## Data excerpts
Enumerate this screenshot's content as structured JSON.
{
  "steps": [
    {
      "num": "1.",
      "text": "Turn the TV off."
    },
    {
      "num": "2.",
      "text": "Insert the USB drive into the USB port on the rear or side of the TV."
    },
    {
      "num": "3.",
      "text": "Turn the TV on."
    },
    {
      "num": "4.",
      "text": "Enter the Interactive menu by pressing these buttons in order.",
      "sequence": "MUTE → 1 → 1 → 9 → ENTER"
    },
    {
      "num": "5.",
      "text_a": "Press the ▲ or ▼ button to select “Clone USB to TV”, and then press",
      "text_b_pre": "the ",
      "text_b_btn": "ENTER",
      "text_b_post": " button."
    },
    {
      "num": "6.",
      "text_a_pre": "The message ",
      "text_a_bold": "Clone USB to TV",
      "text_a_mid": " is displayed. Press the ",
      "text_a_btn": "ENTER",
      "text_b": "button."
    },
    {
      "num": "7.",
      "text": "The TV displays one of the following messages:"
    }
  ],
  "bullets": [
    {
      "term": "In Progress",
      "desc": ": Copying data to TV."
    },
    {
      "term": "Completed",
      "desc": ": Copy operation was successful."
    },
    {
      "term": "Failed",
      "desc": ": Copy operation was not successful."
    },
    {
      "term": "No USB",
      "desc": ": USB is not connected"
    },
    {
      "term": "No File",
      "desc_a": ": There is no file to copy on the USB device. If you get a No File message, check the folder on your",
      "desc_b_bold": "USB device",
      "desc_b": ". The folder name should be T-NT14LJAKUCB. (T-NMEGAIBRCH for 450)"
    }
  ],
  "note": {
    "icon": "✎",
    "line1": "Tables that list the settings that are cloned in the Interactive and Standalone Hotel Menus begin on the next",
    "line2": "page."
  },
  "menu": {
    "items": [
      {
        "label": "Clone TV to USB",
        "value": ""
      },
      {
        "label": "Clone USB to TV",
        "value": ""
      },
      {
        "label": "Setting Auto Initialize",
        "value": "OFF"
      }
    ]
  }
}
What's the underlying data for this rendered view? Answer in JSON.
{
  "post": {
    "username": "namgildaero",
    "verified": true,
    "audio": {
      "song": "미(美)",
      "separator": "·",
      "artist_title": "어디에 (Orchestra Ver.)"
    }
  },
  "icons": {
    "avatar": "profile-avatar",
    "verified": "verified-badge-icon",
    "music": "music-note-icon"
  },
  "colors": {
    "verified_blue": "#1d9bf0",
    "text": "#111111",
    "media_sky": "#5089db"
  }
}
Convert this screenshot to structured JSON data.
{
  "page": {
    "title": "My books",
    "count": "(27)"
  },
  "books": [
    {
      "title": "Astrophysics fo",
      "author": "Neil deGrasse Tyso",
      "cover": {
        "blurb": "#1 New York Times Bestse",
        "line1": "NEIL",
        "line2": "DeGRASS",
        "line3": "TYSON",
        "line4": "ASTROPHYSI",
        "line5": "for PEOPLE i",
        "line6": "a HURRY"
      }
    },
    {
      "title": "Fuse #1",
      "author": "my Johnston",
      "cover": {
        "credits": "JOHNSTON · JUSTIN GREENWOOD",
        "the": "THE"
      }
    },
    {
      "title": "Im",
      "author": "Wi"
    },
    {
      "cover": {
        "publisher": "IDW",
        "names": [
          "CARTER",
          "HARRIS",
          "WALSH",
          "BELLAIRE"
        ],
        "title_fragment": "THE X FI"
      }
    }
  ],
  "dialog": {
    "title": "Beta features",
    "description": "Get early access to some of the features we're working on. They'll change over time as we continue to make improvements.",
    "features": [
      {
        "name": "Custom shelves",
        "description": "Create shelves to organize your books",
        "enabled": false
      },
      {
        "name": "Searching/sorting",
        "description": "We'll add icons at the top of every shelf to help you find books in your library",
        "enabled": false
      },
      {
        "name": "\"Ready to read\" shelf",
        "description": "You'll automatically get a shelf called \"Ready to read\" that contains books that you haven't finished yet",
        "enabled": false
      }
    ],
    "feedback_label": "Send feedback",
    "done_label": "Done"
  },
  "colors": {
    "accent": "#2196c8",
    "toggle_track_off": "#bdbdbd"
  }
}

## Exercise goal
Each line of the listing above should be output exactly.

## Answer
Enumerate this screenshot's content as structured JSON.
{
  "steps": [
    {
      "num": "1.",
      "text": "Turn the TV off."
    },
    {
      "num": "2.",
      "text": "Insert the USB drive into the USB port on the rear or side of the TV."
    },
    {
      "num": "3.",
      "text": "Turn the TV on."
    },
    {
      "num": "4.",
      "text": "Enter the Interactive menu by pressing these buttons in order.",
      "sequence": "MUTE → 1 → 1 → 9 → ENTER"
    },
    {
      "num": "5.",
      "text_a": "Press the ▲ or ▼ button to select “Clone USB to TV”, and then press",
      "text_b_pre": "the ",
      "text_b_btn": "ENTER",
      "text_b_post": " button."
    },
    {
      "num": "6.",
      "text_a_pre": "The message ",
      "text_a_bold": "Clone USB to TV",
      "text_a_mid": " is displayed. Press the ",
      "text_a_btn": "ENTER",
      "text_b": "button."
    },
    {
      "num": "7.",
      "text": "The TV displays one of the following messages:"
    }
  ],
  "bullets": [
    {
      "term": "In Progress",
      "desc": ": Copying data to TV."
    },
    {
      "term": "Completed",
      "desc": ": Copy operation was successful."
    },
    {
      "term": "Failed",
      "desc": ": Copy operation was not successful."
    },
    {
      "term": "No USB",
      "desc": ": USB is not connected"
    },
    {
      "term": "No File",
      "desc_a": ": There is no file to copy on the USB device. If you get a No File message, check the folder on your",
      "desc_b_bold": "USB device",
      "desc_b": ". The folder name should be T-NT14LJAKUCB. (T-NMEGAIBRCH for 450)"
    }
  ],
  "note": {
    "icon": "✎",
    "line1": "Tables that list the settings that are cloned in the Interactive and Standalone Hotel Menus begin on the next",
    "line2": "page."
  },
  "menu": {
    "items": [
      {
        "label": "Clone TV to USB",
        "value": ""
      },
      {
        "label": "Clone USB to TV",
        "value": ""
      },
      {
        "label": "Setting Auto Initialize",
        "value": "OFF"
      }
    ]
  }
}
What's the underlying data for this rendered view? Answer in JSON.
{
  "post": {
    "username": "namgildaero",
    "verified": true,
    "audio": {
      "song": "미(美)",
      "separator": "·",
      "artist_title": "어디에 (Orchestra Ver.)"
    }
  },
  "icons": {
    "avatar": "profile-avatar",
    "verified": "verified-badge-icon",
    "music": "music-note-icon"
  },
  "colors": {
    "verified_blue": "#1d9bf0",
    "text": "#111111",
    "media_sky": "#5089db"
  }
}
Convert this screenshot to structured JSON data.
{
  "page": {
    "title": "My books",
    "count": "(27)"
  },
  "books": [
    {
      "title": "Astrophysics fo",
      "author": "Neil deGrasse Tyso",
      "cover": {
        "blurb": "#1 New York Times Bestse",
        "line1": "NEIL",
        "line2": "DeGRASS",
        "line3": "TYSON",
        "line4": "ASTROPHYSI",
        "line5": "for PEOPLE i",
        "line6": "a HURRY"
      }
    },
    {
      "title": "Fuse #1",
      "author": "my Johnston",
      "cover": {
        "credits": "JOHNSTON · JUSTIN GREENWOOD",
        "the": "THE"
      }
    },
    {
      "title": "Im",
      "author": "Wi"
    },
    {
      "cover": {
        "publisher": "IDW",
        "names": [
          "CARTER",
          "HARRIS",
          "WALSH",
          "BELLAIRE"
        ],
        "title_fragment": "THE X FI"
      }
    }
  ],
  "dialog": {
    "title": "Beta features",
    "description": "Get early access to some of the features we're working on. They'll change over time as we continue to make improvements.",
    "features": [
      {
        "name": "Custom shelves",
        "description": "Create shelves to organize your books",
        "enabled": false
      },
      {
        "name": "Searching/sorting",
        "description": "We'll add icons at the top of every shelf to help you find books in your library",
        "enabled": false
      },
      {
        "name": "\"Ready to read\" shelf",
        "description": "You'll automatically get a shelf called \"Ready to read\" that contains books that you haven't finished yet",
        "enabled": false
      }
    ],
    "feedback_label": "Send feedback",
    "done_label": "Done"
  },
  "colors": {
    "accent": "#2196c8",
    "toggle_track_off": "#bdbdbd"
  }
}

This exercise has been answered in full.